**DATA EXTRACT:**
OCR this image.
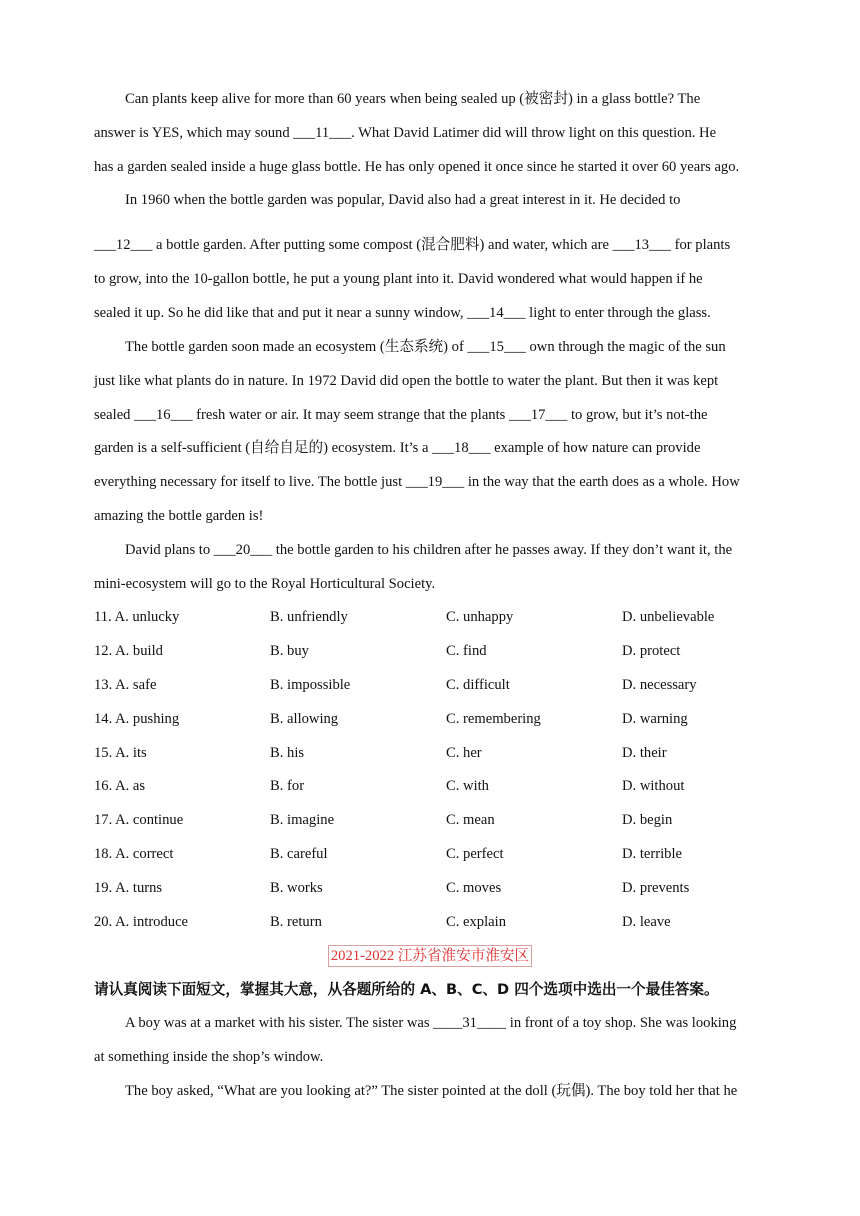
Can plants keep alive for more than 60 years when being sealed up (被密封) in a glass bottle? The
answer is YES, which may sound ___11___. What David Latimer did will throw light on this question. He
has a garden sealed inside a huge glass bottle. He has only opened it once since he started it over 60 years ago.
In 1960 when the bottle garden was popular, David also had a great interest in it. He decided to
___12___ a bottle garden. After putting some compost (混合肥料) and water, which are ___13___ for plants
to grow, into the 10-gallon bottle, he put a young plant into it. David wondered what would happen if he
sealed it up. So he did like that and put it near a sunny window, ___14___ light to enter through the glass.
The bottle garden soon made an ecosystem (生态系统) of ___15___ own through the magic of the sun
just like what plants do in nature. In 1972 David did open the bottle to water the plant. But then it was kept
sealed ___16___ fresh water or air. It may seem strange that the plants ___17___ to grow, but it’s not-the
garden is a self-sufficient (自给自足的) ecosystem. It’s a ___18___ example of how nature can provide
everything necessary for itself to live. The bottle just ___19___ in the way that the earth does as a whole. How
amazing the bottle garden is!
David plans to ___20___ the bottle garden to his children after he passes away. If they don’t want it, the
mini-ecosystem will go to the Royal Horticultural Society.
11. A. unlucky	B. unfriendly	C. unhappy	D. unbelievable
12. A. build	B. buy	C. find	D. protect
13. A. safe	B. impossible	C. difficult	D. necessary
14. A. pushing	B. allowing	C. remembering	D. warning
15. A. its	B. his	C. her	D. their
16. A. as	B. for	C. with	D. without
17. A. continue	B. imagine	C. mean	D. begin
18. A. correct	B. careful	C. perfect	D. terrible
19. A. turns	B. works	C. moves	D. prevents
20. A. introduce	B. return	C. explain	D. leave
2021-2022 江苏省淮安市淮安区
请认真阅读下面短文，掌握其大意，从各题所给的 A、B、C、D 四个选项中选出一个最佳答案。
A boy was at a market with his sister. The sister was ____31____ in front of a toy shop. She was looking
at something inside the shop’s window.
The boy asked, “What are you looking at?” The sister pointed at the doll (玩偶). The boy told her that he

**EXERCISE REQUIREMENTS:** In your copy, leave out the pictures and reproduce the material above exactly.

**WRITTEN SOLUTION:**
OCR this image.
Can plants keep alive for more than 60 years when being sealed up (被密封) in a glass bottle? The
answer is YES, which may sound ___11___. What David Latimer did will throw light on this question. He
has a garden sealed inside a huge glass bottle. He has only opened it once since he started it over 60 years ago.
In 1960 when the bottle garden was popular, David also had a great interest in it. He decided to
___12___ a bottle garden. After putting some compost (混合肥料) and water, which are ___13___ for plants
to grow, into the 10-gallon bottle, he put a young plant into it. David wondered what would happen if he
sealed it up. So he did like that and put it near a sunny window, ___14___ light to enter through the glass.
The bottle garden soon made an ecosystem (生态系统) of ___15___ own through the magic of the sun
just like what plants do in nature. In 1972 David did open the bottle to water the plant. But then it was kept
sealed ___16___ fresh water or air. It may seem strange that the plants ___17___ to grow, but it’s not-the
garden is a self-sufficient (自给自足的) ecosystem. It’s a ___18___ example of how nature can provide
everything necessary for itself to live. The bottle just ___19___ in the way that the earth does as a whole. How
amazing the bottle garden is!
David plans to ___20___ the bottle garden to his children after he passes away. If they don’t want it, the
mini-ecosystem will go to the Royal Horticultural Society.
11. A. unlucky	B. unfriendly	C. unhappy	D. unbelievable
12. A. build	B. buy	C. find	D. protect
13. A. safe	B. impossible	C. difficult	D. necessary
14. A. pushing	B. allowing	C. remembering	D. warning
15. A. its	B. his	C. her	D. their
16. A. as	B. for	C. with	D. without
17. A. continue	B. imagine	C. mean	D. begin
18. A. correct	B. careful	C. perfect	D. terrible
19. A. turns	B. works	C. moves	D. prevents
20. A. introduce	B. return	C. explain	D. leave
2021-2022 江苏省淮安市淮安区
请认真阅读下面短文，掌握其大意，从各题所给的 A、B、C、D 四个选项中选出一个最佳答案。
A boy was at a market with his sister. The sister was ____31____ in front of a toy shop. She was looking
at something inside the shop’s window.
The boy asked, “What are you looking at?” The sister pointed at the doll (玩偶). The boy told her that he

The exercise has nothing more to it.